Stored items

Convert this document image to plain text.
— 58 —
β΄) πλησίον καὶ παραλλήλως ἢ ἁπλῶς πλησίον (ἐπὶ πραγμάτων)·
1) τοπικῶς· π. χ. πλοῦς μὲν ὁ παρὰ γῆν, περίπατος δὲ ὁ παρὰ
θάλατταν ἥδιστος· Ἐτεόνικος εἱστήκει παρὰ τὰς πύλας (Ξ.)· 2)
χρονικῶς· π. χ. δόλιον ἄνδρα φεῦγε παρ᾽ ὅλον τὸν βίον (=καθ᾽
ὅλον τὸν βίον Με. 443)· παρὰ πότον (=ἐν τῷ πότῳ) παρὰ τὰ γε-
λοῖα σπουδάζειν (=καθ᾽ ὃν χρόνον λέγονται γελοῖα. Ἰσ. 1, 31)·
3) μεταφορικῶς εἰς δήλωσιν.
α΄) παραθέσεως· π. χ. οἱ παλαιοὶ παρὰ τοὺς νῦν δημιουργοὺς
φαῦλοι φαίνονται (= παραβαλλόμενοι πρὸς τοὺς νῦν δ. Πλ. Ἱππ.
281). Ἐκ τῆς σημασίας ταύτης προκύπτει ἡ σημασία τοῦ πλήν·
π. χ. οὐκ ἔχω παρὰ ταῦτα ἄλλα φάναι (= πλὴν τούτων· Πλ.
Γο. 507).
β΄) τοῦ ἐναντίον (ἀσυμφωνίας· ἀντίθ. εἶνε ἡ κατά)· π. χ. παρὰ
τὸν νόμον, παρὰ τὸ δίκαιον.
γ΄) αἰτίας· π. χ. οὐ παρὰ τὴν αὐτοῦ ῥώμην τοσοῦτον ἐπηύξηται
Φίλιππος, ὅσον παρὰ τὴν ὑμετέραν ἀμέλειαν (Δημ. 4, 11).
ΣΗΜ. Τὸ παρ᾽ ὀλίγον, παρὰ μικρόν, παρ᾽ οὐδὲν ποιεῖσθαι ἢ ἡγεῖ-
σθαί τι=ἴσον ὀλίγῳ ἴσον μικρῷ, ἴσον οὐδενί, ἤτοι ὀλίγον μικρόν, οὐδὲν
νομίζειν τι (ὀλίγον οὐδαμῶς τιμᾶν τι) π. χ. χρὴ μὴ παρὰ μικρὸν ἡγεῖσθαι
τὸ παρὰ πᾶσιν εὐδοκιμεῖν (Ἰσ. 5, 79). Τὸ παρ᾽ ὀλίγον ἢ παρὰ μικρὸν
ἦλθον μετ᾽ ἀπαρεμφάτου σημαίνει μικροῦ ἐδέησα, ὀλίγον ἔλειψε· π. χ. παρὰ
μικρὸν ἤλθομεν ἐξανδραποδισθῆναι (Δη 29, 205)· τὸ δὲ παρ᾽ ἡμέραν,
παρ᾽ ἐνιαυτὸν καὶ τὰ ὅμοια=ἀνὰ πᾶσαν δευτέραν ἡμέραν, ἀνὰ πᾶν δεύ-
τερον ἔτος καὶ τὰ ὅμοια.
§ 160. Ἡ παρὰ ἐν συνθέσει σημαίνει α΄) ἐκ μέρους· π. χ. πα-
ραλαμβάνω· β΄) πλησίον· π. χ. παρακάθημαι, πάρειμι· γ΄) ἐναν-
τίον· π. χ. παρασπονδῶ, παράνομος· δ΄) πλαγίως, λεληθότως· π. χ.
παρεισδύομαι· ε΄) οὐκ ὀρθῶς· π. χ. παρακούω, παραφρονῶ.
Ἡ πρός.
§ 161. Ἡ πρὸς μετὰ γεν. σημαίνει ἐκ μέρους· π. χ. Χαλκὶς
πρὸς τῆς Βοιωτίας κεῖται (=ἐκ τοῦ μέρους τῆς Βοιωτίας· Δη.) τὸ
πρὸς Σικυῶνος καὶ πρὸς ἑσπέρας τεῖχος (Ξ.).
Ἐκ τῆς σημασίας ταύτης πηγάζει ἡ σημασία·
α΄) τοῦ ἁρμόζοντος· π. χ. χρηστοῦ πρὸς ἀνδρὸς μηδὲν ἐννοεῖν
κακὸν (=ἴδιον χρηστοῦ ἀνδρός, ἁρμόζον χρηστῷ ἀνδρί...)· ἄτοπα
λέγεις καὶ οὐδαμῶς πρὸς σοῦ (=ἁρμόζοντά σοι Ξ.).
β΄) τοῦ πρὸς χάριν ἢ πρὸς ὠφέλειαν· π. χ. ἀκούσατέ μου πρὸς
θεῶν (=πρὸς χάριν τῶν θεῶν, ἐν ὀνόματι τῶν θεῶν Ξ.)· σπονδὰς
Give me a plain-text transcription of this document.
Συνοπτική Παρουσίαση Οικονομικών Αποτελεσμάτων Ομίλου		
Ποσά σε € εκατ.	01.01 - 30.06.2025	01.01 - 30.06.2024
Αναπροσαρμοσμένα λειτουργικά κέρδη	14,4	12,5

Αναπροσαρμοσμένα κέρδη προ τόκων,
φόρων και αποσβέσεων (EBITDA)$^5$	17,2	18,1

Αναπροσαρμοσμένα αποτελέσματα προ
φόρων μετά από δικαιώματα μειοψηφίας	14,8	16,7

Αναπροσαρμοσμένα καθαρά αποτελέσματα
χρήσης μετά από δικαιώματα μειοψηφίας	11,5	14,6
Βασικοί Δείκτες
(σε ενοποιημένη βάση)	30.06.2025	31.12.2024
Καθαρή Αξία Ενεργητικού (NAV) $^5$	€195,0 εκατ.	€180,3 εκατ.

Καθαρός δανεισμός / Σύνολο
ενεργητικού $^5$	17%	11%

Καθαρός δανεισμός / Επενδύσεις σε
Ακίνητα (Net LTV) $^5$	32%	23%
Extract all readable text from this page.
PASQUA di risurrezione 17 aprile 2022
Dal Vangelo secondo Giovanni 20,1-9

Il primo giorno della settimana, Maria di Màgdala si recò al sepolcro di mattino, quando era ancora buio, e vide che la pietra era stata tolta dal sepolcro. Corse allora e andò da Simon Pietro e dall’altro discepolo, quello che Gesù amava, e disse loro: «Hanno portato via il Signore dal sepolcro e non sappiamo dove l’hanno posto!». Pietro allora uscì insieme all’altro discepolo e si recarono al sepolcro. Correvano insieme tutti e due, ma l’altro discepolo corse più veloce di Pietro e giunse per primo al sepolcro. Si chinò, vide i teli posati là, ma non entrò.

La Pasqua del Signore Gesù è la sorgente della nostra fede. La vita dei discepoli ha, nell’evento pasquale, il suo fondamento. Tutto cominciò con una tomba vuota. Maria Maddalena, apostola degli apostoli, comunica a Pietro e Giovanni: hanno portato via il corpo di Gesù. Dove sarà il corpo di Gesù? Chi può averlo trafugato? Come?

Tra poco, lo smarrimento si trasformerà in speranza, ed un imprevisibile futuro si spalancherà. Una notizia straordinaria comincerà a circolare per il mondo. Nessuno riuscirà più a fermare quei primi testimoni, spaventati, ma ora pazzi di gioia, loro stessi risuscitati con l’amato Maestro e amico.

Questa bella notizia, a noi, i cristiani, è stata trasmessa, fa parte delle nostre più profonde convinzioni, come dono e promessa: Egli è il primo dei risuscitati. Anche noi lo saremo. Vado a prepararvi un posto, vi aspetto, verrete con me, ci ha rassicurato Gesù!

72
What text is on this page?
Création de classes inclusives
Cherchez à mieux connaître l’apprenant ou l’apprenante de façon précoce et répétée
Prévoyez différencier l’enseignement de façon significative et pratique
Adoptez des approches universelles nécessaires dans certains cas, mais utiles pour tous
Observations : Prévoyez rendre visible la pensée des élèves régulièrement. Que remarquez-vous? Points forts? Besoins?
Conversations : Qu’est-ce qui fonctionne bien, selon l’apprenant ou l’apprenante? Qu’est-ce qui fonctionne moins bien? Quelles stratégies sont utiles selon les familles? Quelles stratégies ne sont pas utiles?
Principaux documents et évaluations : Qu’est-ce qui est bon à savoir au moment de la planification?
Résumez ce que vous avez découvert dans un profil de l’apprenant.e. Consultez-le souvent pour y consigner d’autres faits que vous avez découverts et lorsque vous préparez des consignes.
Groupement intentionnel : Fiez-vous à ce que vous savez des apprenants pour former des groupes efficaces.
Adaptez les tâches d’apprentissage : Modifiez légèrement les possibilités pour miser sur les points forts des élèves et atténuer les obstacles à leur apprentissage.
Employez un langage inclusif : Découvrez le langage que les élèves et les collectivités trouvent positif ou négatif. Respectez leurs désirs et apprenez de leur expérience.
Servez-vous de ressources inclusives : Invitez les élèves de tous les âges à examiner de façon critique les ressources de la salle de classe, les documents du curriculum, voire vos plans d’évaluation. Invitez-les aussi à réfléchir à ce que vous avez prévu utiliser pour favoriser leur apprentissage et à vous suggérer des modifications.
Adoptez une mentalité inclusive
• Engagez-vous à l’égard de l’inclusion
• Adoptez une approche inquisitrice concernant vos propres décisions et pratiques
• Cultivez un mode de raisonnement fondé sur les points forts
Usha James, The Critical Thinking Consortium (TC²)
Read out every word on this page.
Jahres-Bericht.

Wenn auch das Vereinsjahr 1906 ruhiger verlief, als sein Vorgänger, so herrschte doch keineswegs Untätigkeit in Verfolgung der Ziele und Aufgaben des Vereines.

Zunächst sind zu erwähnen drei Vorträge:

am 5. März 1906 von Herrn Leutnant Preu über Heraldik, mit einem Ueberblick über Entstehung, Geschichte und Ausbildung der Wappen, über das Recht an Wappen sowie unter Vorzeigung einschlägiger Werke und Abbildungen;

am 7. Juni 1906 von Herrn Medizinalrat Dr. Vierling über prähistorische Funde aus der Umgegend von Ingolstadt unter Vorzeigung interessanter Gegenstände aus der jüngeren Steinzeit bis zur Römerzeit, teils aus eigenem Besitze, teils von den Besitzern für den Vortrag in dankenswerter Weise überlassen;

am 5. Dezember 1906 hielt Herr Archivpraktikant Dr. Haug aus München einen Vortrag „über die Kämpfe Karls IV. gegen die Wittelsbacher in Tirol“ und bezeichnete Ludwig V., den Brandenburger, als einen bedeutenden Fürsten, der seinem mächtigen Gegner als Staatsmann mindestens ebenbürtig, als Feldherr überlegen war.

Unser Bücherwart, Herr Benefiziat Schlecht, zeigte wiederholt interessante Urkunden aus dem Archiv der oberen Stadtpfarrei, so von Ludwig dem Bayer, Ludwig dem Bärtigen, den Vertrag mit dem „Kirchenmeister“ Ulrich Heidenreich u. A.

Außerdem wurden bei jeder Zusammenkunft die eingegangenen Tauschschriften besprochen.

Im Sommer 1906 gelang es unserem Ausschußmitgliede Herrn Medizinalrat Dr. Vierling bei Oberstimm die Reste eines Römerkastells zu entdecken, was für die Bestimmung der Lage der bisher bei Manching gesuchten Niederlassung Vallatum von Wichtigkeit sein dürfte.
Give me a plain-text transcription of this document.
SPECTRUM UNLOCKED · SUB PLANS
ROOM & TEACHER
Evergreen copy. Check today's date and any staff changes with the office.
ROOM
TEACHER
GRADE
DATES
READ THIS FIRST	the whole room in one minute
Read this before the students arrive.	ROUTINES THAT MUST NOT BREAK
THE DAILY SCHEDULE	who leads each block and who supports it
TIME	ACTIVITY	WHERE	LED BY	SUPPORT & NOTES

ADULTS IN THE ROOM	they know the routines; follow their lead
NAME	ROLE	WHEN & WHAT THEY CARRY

* **WHAT YOU NEED TO DO**
Collect the lines of the records that include the string "οὐδὲν".

* **SOLUTION TO THE PROBLEM**
ΣΗΜ. Τὸ παρ᾽ ὀλίγον, παρὰ μικρόν, παρ᾽ οὐδὲν ποιεῖσθαι ἢ ἡγεῖ-
σθαί τι=ἴσον ὀλίγῳ ἴσον μικρῷ, ἴσον οὐδενί, ἤτοι ὀλίγον μικρόν, οὐδὲν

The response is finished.